Das Hohe Gericht in Kampala/Uganda spricht den rund 2.000 Vertriebenen der Kaweri Kaffee-Plantage der Hamburger Neumann Gruppe Entschädigungen in Höhe von insgesamt rund elf Millionen Euro zu. In seinem Urteil vom 28. März rügt der Richter den deutschen Investor harsch für die Verletzung seiner menschenrechtlichen Sorgfaltspflicht.
Das Urteil ist aus FIAN-Sicht allerdings fragwürdig, weil nicht Kaweri zu Entschädigungszahlungen verurteilt wird, sondern die Rechtsanwälte des Unternehmens. Nicht nachvollziehbar ist, dass der Richter dem ugandischen Staat keinerlei Verantwortung für die Vertreibung durch das Militär zuspricht, obwohl der zuständige Offizier in einer Stellungnahme darlegte, dass der örtliche Regierungsvertreter die Soldaten angefordert hatte. Auch die ugandische Investitionsbehörde sieht er nur als Opfer ihrer Rechtsanwälte. Aus menschenrechtlicher Perspektive hat jedoch der Staat die Pflicht, die Rechte der Bevölkerung zu respektieren und vor Übergriffen Dritter zu schützen.

**DIE AUFGABE**.
Schreib den Text zum Urteil über die Kaweri-Plantage vollständig und Wort für Wort ab. Die Einträge spielen dafür keine Rolle.

**Einträge in einem Datensatz**.
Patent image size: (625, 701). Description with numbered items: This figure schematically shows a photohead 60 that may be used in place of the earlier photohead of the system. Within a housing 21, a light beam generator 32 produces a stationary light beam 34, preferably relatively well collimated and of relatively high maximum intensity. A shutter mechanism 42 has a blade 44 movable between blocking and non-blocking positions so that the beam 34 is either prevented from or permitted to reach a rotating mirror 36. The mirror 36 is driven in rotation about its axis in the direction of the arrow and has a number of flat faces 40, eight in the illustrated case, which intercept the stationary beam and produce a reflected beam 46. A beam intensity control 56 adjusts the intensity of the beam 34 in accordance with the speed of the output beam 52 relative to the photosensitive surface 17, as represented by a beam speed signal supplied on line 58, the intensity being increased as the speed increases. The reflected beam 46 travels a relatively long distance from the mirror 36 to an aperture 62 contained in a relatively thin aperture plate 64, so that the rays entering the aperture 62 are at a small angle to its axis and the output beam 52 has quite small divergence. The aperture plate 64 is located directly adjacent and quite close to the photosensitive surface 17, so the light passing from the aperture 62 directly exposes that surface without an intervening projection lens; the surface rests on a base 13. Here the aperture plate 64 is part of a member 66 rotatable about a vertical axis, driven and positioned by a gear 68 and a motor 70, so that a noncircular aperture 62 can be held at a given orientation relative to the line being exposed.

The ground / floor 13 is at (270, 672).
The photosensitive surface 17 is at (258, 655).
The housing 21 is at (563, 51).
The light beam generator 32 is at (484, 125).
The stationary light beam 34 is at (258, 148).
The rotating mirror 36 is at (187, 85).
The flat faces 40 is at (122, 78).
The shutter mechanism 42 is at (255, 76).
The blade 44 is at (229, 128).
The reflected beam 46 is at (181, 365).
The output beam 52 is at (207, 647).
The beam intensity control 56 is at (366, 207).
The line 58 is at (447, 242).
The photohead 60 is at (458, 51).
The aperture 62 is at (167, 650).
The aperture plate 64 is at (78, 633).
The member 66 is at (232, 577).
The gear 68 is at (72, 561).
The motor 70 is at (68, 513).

**DEINE ANTWORT**.
Das Hohe Gericht in Kampala/Uganda spricht den rund 2.000 Vertriebenen der Kaweri Kaffee-Plantage der Hamburger Neumann Gruppe Entschädigungen in Höhe von insgesamt rund elf Millionen Euro zu. In seinem Urteil vom 28. März rügt der Richter den deutschen Investor harsch für die Verletzung seiner menschenrechtlichen Sorgfaltspflicht.
Das Urteil ist aus FIAN-Sicht allerdings fragwürdig, weil nicht Kaweri zu Entschädigungszahlungen verurteilt wird, sondern die Rechtsanwälte des Unternehmens. Nicht nachvollziehbar ist, dass der Richter dem ugandischen Staat keinerlei Verantwortung für die Vertreibung durch das Militär zuspricht, obwohl der zuständige Offizier in einer Stellungnahme darlegte, dass der örtliche Regierungsvertreter die Soldaten angefordert hatte. Auch die ugandische Investitionsbehörde sieht er nur als Opfer ihrer Rechtsanwälte. Aus menschenrechtlicher Perspektive hat jedoch der Staat die Pflicht, die Rechte der Bevölkerung zu respektieren und vor Übergriffen Dritter zu schützen.